• **TASK DETAILS**
All entries below need to be written out exactly, but without their pictures.

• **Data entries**
◆ ◆ ◆ ◆

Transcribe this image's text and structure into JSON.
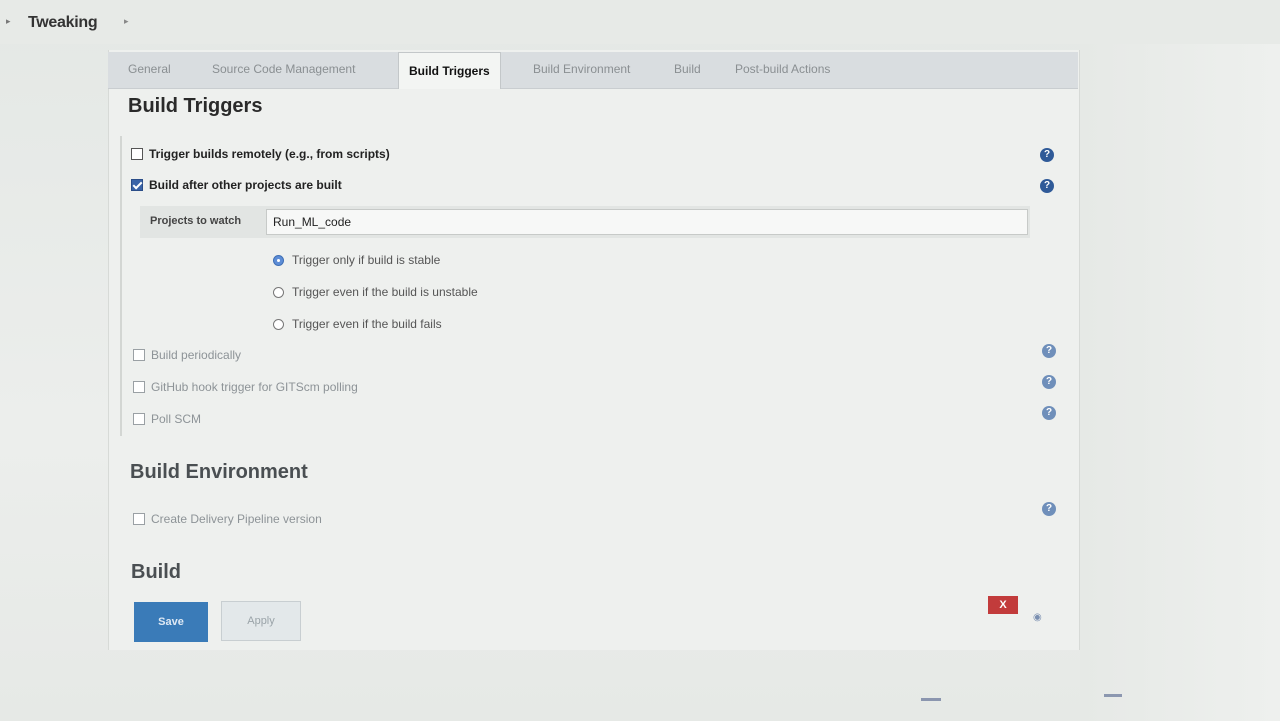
{
  "breadcrumb": {
    "title": "Tweaking"
  },
  "tabs": [
    {
      "label": "General",
      "active": false
    },
    {
      "label": "Source Code Management",
      "active": false
    },
    {
      "label": "Build Triggers",
      "active": true
    },
    {
      "label": "Build Environment",
      "active": false
    },
    {
      "label": "Build",
      "active": false
    },
    {
      "label": "Post-build Actions",
      "active": false
    }
  ],
  "build_triggers": {
    "title": "Build Triggers",
    "trigger_remotely": {
      "label": "Trigger builds remotely (e.g., from scripts)",
      "checked": false
    },
    "after_other_projects": {
      "label": "Build after other projects are built",
      "checked": true
    },
    "projects_to_watch": {
      "label": "Projects to watch",
      "value": "Run_ML_code"
    },
    "radio_options": [
      {
        "label": "Trigger only if build is stable",
        "selected": true
      },
      {
        "label": "Trigger even if the build is unstable",
        "selected": false
      },
      {
        "label": "Trigger even if the build fails",
        "selected": false
      }
    ],
    "build_periodically": {
      "label": "Build periodically",
      "checked": false
    },
    "github_hook": {
      "label": "GitHub hook trigger for GITScm polling",
      "checked": false
    },
    "poll_scm": {
      "label": "Poll SCM",
      "checked": false
    }
  },
  "build_environment": {
    "title": "Build Environment",
    "create_delivery_pipeline": {
      "label": "Create Delivery Pipeline version",
      "checked": false
    }
  },
  "build": {
    "title": "Build"
  },
  "buttons": {
    "save": "Save",
    "apply": "Apply",
    "delete": "X"
  },
  "icons": {
    "help": "help-icon",
    "delete": "delete-icon",
    "move": "move-handle-icon"
  },
  "colors": {
    "accent": "#3a7bb8",
    "help": "#2f5a98",
    "delete": "#c23b3b",
    "checkbox_checked": "#3a64a8"
  }
}
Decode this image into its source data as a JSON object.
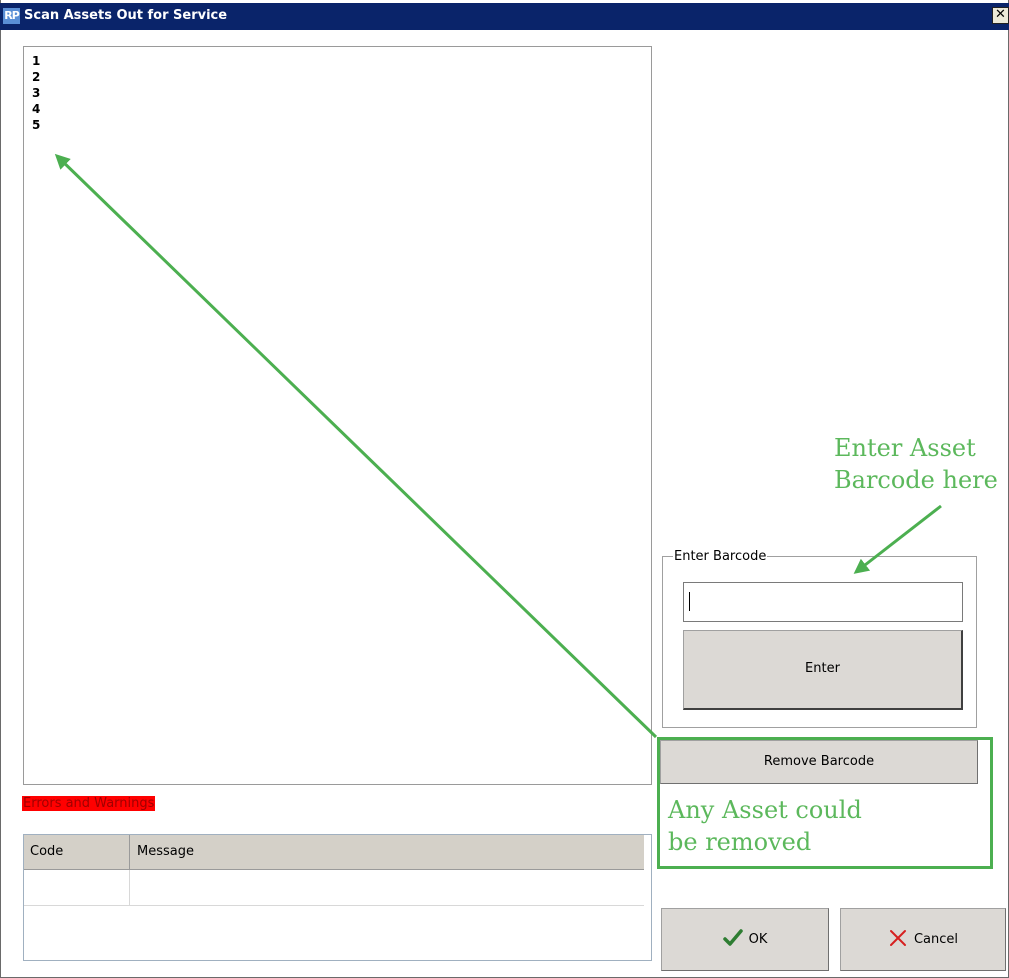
{
  "window": {
    "icon_text": "RP",
    "title": "Scan Assets Out for Service",
    "close_glyph": "✕"
  },
  "asset_list": {
    "lines": [
      "1",
      "2",
      "3",
      "4",
      "5"
    ]
  },
  "errors": {
    "label": "Errors and Warnings",
    "columns": [
      "Code",
      "Message"
    ],
    "rows": [
      [
        "",
        ""
      ]
    ]
  },
  "barcode": {
    "group_label": "Enter Barcode",
    "input_value": "",
    "enter_label": "Enter",
    "remove_label": "Remove Barcode"
  },
  "actions": {
    "ok_label": "OK",
    "cancel_label": "Cancel"
  },
  "annotations": {
    "enter_line1": "Enter Asset",
    "enter_line2": "Barcode here",
    "remove_line1": "Any Asset could",
    "remove_line2": "be removed"
  },
  "colors": {
    "title_bar": "#0a246a",
    "annotation_green": "#5cb85c",
    "error_label_bg": "#ff0000",
    "ok_check": "#2e7d32",
    "cancel_x": "#d62020"
  }
}
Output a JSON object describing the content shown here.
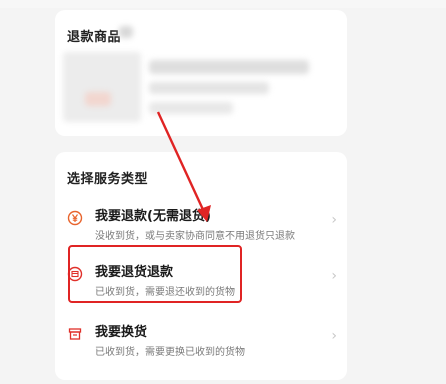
{
  "goods_card": {
    "title": "退款商品"
  },
  "services_card": {
    "title": "选择服务类型",
    "options": [
      {
        "icon": "yen-circle-icon",
        "title": "我要退款(无需退货)",
        "desc": "没收到货，或与卖家协商同意不用退货只退款"
      },
      {
        "icon": "return-goods-icon",
        "title": "我要退货退款",
        "desc": "已收到货，需要退还收到的货物"
      },
      {
        "icon": "exchange-box-icon",
        "title": "我要换货",
        "desc": "已收到货，需要更换已收到的货物"
      }
    ]
  },
  "colors": {
    "annotation_red": "#e02424",
    "icon_orange": "#e8632c",
    "icon_red": "#e0302a"
  }
}
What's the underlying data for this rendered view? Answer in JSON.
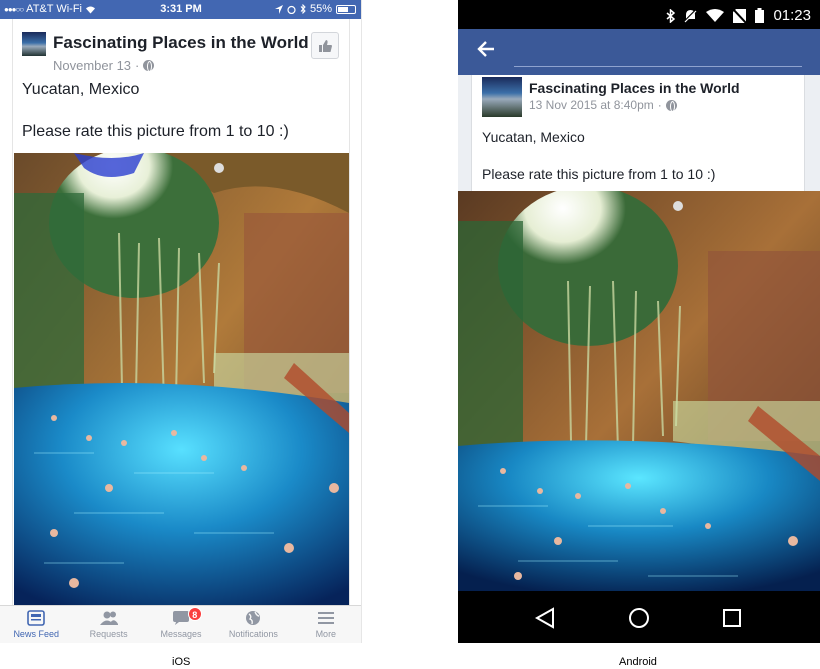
{
  "ios": {
    "caption": "iOS",
    "status": {
      "carrier": "AT&T Wi-Fi",
      "time": "3:31 PM",
      "battery": "55%"
    },
    "post": {
      "page_name": "Fascinating Places in the World",
      "date": "November 13",
      "privacy_separator": "·",
      "line1": "Yucatan, Mexico",
      "line2": "Please rate this picture from 1 to 10 :)"
    },
    "tabs": [
      {
        "label": "News Feed",
        "icon": "news-feed-icon",
        "active": true
      },
      {
        "label": "Requests",
        "icon": "friend-requests-icon",
        "active": false
      },
      {
        "label": "Messages",
        "icon": "messages-icon",
        "active": false,
        "badge": "8"
      },
      {
        "label": "Notifications",
        "icon": "globe-icon",
        "active": false
      },
      {
        "label": "More",
        "icon": "menu-icon",
        "active": false
      }
    ]
  },
  "android": {
    "caption": "Android",
    "status": {
      "time": "01:23"
    },
    "post": {
      "page_name": "Fascinating Places in the World",
      "date": "13 Nov 2015 at 8:40pm",
      "privacy_separator": "·",
      "line1": "Yucatan, Mexico",
      "line2": "Please rate this picture from 1 to 10 :)"
    },
    "nav": [
      "back-icon",
      "home-icon",
      "recents-icon"
    ]
  },
  "colors": {
    "facebook_blue_ios": "#4267b2",
    "facebook_blue_android": "#3b5998",
    "badge_red": "#fa3e3e",
    "secondary_text": "#90949c"
  }
}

◆ ◆ ◆ ◆

• **RIGHT ANSWER**
Transcribe this image's text and structure into JSON.
{
  "breadcrumb": {
    "title": "Tweaking"
  },
  "tabs": [
    {
      "label": "General",
      "active": false
    },
    {
      "label": "Source Code Management",
      "active": false
    },
    {
      "label": "Build Triggers",
      "active": true
    },
    {
      "label": "Build Environment",
      "active": false
    },
    {
      "label": "Build",
      "active": false
    },
    {
      "label": "Post-build Actions",
      "active": false
    }
  ],
  "build_triggers": {
    "title": "Build Triggers",
    "trigger_remotely": {
      "label": "Trigger builds remotely (e.g., from scripts)",
      "checked": false
    },
    "after_other_projects": {
      "label": "Build after other projects are built",
      "checked": true
    },
    "projects_to_watch": {
      "label": "Projects to watch",
      "value": "Run_ML_code"
    },
    "radio_options": [
      {
        "label": "Trigger only if build is stable",
        "selected": true
      },
      {
        "label": "Trigger even if the build is unstable",
        "selected": false
      },
      {
        "label": "Trigger even if the build fails",
        "selected": false
      }
    ],
    "build_periodically": {
      "label": "Build periodically",
      "checked": false
    },
    "github_hook": {
      "label": "GitHub hook trigger for GITScm polling",
      "checked": false
    },
    "poll_scm": {
      "label": "Poll SCM",
      "checked": false
    }
  },
  "build_environment": {
    "title": "Build Environment",
    "create_delivery_pipeline": {
      "label": "Create Delivery Pipeline version",
      "checked": false
    }
  },
  "build": {
    "title": "Build"
  },
  "buttons": {
    "save": "Save",
    "apply": "Apply",
    "delete": "X"
  },
  "icons": {
    "help": "help-icon",
    "delete": "delete-icon",
    "move": "move-handle-icon"
  },
  "colors": {
    "accent": "#3a7bb8",
    "help": "#2f5a98",
    "delete": "#c23b3b",
    "checkbox_checked": "#3a64a8"
  }
}
Decode this image into its source data as a JSON object.
{
  "window": {
    "icon_text": "RP",
    "title": "Scan Assets Out for Service",
    "close_glyph": "✕"
  },
  "asset_list": {
    "lines": [
      "1",
      "2",
      "3",
      "4",
      "5"
    ]
  },
  "errors": {
    "label": "Errors and Warnings",
    "columns": [
      "Code",
      "Message"
    ],
    "rows": [
      [
        "",
        ""
      ]
    ]
  },
  "barcode": {
    "group_label": "Enter Barcode",
    "input_value": "",
    "enter_label": "Enter",
    "remove_label": "Remove Barcode"
  },
  "actions": {
    "ok_label": "OK",
    "cancel_label": "Cancel"
  },
  "annotations": {
    "enter_line1": "Enter Asset",
    "enter_line2": "Barcode here",
    "remove_line1": "Any Asset could",
    "remove_line2": "be removed"
  },
  "colors": {
    "title_bar": "#0a246a",
    "annotation_green": "#5cb85c",
    "error_label_bg": "#ff0000",
    "ok_check": "#2e7d32",
    "cancel_x": "#d62020"
  }
}
Output a JSON object describing the content shown here.
{
  "goods_card": {
    "title": "退款商品"
  },
  "services_card": {
    "title": "选择服务类型",
    "options": [
      {
        "icon": "yen-circle-icon",
        "title": "我要退款(无需退货)",
        "desc": "没收到货，或与卖家协商同意不用退货只退款"
      },
      {
        "icon": "return-goods-icon",
        "title": "我要退货退款",
        "desc": "已收到货，需要退还收到的货物"
      },
      {
        "icon": "exchange-box-icon",
        "title": "我要换货",
        "desc": "已收到货，需要更换已收到的货物"
      }
    ]
  },
  "colors": {
    "annotation_red": "#e02424",
    "icon_orange": "#e8632c",
    "icon_red": "#e0302a"
  }
}
What's the underlying data for this rendered view? Answer in JSON.
{
  "ios": {
    "caption": "iOS",
    "status": {
      "carrier": "AT&T Wi-Fi",
      "time": "3:31 PM",
      "battery": "55%"
    },
    "post": {
      "page_name": "Fascinating Places in the World",
      "date": "November 13",
      "privacy_separator": "·",
      "line1": "Yucatan, Mexico",
      "line2": "Please rate this picture from 1 to 10 :)"
    },
    "tabs": [
      {
        "label": "News Feed",
        "icon": "news-feed-icon",
        "active": true
      },
      {
        "label": "Requests",
        "icon": "friend-requests-icon",
        "active": false
      },
      {
        "label": "Messages",
        "icon": "messages-icon",
        "active": false,
        "badge": "8"
      },
      {
        "label": "Notifications",
        "icon": "globe-icon",
        "active": false
      },
      {
        "label": "More",
        "icon": "menu-icon",
        "active": false
      }
    ]
  },
  "android": {
    "caption": "Android",
    "status": {
      "time": "01:23"
    },
    "post": {
      "page_name": "Fascinating Places in the World",
      "date": "13 Nov 2015 at 8:40pm",
      "privacy_separator": "·",
      "line1": "Yucatan, Mexico",
      "line2": "Please rate this picture from 1 to 10 :)"
    },
    "nav": [
      "back-icon",
      "home-icon",
      "recents-icon"
    ]
  },
  "colors": {
    "facebook_blue_ios": "#4267b2",
    "facebook_blue_android": "#3b5998",
    "badge_red": "#fa3e3e",
    "secondary_text": "#90949c"
  }
}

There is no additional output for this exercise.